— Begin —

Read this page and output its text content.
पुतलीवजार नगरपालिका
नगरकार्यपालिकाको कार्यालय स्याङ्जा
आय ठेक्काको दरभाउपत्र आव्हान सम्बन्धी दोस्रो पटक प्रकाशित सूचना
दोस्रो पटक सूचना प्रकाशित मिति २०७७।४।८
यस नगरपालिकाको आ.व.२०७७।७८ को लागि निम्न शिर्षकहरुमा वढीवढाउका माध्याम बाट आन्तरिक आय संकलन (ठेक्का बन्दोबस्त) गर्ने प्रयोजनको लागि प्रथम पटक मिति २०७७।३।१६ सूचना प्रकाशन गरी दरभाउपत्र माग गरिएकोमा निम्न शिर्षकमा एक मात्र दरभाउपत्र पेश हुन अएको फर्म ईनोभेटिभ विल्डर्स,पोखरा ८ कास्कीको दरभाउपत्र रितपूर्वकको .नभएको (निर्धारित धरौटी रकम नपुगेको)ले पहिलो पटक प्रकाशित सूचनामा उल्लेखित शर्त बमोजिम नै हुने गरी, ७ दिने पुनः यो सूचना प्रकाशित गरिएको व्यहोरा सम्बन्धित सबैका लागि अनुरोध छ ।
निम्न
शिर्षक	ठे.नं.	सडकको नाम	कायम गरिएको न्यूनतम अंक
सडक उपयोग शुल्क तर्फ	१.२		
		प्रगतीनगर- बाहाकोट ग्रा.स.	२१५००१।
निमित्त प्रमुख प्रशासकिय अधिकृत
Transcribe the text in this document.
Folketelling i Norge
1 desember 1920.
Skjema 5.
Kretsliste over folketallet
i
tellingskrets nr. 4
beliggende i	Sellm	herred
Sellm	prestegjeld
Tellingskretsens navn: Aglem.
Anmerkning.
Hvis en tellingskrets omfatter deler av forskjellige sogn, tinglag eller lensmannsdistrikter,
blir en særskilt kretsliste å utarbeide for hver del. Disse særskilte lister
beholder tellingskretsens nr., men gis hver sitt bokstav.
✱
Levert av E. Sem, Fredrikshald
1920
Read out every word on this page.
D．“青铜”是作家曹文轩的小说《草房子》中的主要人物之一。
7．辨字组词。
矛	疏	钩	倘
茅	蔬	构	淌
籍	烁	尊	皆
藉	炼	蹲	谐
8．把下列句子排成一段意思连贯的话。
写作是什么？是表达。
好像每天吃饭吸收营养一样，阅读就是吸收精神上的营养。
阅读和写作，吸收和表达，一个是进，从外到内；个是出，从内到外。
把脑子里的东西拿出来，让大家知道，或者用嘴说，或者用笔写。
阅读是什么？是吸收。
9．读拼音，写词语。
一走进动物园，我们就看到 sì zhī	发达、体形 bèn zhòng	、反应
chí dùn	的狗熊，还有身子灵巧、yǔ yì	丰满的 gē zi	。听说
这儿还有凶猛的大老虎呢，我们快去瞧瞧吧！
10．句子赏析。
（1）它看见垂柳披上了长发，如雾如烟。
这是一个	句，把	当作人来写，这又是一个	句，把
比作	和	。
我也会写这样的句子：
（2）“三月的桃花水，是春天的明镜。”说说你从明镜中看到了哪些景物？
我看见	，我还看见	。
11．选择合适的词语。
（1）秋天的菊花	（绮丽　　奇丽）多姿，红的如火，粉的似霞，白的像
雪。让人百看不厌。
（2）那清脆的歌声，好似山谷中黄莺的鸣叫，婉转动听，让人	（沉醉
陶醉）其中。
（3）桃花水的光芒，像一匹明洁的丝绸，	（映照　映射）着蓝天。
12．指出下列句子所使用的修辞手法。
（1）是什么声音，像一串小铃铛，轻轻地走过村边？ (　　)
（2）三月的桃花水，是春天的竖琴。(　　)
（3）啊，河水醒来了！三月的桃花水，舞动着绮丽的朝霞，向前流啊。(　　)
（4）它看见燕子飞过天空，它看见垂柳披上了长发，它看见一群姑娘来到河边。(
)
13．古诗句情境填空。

— End —

**Stated goal**
Which lines include the word "page"? List them all.

**Result for this task**
Read this page and output its text content.
Read out every word on this page.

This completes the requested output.